→ Task description
Copy every line of the listing that holds the string "Стандарты".

→ Given entries
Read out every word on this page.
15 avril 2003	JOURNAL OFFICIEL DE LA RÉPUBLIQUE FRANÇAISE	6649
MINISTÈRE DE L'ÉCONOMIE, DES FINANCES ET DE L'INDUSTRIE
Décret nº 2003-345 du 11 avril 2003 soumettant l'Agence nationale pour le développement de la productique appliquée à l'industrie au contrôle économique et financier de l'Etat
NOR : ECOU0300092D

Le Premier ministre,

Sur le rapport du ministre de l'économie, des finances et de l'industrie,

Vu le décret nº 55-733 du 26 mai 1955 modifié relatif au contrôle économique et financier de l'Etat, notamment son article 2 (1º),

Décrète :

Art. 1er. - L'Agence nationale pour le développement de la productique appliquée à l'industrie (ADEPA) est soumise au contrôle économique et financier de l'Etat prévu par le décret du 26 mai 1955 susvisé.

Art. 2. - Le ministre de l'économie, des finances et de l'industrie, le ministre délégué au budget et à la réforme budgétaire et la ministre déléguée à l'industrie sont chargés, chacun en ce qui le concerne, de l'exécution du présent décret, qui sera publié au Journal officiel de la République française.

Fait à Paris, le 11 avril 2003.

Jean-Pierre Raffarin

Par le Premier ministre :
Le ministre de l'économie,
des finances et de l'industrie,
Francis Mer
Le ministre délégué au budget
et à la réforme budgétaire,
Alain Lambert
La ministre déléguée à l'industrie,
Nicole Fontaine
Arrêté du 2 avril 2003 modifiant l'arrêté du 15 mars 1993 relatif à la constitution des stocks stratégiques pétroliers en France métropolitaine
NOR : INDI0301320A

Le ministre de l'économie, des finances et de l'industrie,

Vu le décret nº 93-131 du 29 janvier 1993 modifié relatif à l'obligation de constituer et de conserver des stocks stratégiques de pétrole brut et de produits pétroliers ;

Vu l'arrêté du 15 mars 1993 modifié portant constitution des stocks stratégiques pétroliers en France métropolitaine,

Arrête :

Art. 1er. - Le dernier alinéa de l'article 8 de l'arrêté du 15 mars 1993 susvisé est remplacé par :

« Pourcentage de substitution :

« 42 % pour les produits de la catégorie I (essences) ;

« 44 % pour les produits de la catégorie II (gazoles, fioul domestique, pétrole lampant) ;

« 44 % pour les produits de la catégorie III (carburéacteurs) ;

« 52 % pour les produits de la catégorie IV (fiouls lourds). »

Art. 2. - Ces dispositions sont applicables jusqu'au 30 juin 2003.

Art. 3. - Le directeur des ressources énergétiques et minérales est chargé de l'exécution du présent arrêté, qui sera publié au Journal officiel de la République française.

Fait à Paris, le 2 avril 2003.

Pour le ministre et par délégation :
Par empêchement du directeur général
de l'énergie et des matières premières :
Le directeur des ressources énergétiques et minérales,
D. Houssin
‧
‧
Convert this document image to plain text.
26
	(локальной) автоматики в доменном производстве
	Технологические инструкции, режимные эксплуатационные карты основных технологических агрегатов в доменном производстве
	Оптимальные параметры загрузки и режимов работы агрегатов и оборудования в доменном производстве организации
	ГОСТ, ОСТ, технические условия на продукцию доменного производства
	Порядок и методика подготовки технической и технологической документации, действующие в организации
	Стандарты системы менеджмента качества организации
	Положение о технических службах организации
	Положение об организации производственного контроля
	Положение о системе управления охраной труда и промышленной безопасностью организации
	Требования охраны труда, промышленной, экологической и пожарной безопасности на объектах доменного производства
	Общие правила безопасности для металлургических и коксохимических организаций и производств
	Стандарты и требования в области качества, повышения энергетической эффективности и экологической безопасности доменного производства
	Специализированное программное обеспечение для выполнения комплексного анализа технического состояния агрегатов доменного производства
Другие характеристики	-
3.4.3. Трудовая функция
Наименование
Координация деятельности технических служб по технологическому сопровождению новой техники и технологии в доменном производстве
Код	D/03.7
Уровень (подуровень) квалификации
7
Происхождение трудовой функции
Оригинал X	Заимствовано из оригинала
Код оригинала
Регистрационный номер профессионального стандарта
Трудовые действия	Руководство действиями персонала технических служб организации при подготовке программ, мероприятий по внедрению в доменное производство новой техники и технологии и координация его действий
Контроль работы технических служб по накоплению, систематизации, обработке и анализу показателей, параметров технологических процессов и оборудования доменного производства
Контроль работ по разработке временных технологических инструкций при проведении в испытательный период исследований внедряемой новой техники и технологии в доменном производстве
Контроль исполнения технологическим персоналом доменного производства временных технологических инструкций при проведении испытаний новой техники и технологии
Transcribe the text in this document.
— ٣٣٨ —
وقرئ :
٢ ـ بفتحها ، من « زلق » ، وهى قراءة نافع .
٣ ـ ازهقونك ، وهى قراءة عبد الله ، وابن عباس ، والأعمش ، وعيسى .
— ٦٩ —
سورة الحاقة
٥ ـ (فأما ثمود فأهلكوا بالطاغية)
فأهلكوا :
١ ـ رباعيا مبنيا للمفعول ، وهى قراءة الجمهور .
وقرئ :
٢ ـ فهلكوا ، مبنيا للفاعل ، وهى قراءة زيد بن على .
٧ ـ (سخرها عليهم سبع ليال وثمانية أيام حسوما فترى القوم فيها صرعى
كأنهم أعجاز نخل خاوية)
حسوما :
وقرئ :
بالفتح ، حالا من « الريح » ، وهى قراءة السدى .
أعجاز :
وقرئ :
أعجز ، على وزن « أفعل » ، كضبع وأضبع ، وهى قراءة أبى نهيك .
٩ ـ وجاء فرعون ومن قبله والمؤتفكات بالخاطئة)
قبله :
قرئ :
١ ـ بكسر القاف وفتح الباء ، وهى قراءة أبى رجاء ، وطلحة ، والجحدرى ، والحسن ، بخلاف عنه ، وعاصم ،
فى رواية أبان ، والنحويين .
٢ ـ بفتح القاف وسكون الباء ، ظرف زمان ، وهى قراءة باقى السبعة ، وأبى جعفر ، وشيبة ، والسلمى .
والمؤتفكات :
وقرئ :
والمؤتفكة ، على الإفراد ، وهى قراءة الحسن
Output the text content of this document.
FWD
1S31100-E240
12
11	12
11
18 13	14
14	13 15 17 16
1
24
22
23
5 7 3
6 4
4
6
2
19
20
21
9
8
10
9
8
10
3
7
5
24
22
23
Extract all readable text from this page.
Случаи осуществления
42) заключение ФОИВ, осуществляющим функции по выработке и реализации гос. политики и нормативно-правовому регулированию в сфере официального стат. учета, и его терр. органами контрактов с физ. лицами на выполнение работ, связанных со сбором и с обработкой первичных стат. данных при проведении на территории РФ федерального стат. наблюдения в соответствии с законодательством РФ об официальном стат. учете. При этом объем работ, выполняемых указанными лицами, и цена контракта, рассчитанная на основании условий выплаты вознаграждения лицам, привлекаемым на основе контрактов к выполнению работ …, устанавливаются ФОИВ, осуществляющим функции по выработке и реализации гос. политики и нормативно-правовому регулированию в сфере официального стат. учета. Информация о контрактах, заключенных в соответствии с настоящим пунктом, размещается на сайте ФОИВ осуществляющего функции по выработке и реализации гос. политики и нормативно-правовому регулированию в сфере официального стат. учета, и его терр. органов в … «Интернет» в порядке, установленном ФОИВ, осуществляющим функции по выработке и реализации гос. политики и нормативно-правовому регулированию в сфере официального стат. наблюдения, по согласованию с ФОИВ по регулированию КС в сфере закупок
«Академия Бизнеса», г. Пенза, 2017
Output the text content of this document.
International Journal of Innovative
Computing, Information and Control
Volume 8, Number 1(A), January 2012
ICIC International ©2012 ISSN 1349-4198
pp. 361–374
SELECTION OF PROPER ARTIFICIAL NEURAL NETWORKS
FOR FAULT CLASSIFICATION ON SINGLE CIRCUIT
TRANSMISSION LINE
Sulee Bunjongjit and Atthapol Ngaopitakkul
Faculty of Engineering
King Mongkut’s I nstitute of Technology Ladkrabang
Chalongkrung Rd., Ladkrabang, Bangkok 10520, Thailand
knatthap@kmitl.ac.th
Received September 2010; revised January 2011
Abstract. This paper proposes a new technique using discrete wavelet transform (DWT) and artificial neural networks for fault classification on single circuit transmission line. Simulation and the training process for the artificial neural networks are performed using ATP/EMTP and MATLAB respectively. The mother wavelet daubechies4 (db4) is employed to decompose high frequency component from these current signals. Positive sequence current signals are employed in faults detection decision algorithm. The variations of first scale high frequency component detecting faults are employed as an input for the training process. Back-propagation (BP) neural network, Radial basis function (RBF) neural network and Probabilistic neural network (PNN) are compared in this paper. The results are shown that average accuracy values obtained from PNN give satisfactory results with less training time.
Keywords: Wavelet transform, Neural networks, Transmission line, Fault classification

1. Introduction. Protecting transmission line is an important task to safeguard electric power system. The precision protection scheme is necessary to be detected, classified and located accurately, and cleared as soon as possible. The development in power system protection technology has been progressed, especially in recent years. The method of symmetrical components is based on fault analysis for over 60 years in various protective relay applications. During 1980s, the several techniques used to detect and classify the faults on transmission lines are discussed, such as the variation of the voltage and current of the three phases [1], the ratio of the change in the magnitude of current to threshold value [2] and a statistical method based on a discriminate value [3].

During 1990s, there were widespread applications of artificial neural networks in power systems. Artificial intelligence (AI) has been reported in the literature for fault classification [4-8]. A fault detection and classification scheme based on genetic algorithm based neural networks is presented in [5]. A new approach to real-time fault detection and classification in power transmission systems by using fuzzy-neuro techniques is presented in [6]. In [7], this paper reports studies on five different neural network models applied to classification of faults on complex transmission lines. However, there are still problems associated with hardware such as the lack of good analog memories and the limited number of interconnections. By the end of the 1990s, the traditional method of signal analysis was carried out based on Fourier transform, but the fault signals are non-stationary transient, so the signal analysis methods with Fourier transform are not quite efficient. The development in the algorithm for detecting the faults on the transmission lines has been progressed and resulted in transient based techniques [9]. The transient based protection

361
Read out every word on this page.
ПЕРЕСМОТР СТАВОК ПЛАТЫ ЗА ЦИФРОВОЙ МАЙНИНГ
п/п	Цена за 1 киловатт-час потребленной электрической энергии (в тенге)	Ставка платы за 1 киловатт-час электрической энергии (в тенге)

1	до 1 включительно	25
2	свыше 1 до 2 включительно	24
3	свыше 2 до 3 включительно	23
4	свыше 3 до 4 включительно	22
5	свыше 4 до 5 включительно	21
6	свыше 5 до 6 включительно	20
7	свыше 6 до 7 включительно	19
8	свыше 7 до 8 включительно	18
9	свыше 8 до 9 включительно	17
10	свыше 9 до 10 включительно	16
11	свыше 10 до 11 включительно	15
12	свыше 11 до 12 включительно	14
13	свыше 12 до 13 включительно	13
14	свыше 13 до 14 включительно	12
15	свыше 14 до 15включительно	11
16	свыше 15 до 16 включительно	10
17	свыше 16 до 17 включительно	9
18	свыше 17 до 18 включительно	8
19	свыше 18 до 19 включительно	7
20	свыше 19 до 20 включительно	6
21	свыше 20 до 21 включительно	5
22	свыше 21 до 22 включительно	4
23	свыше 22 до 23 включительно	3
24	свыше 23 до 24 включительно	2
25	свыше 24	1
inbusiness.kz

→ Final result
	Стандарты системы менеджмента качества организации
	Стандарты и требования в области качества, повышения энергетической эффективности и экологической безопасности доменного производства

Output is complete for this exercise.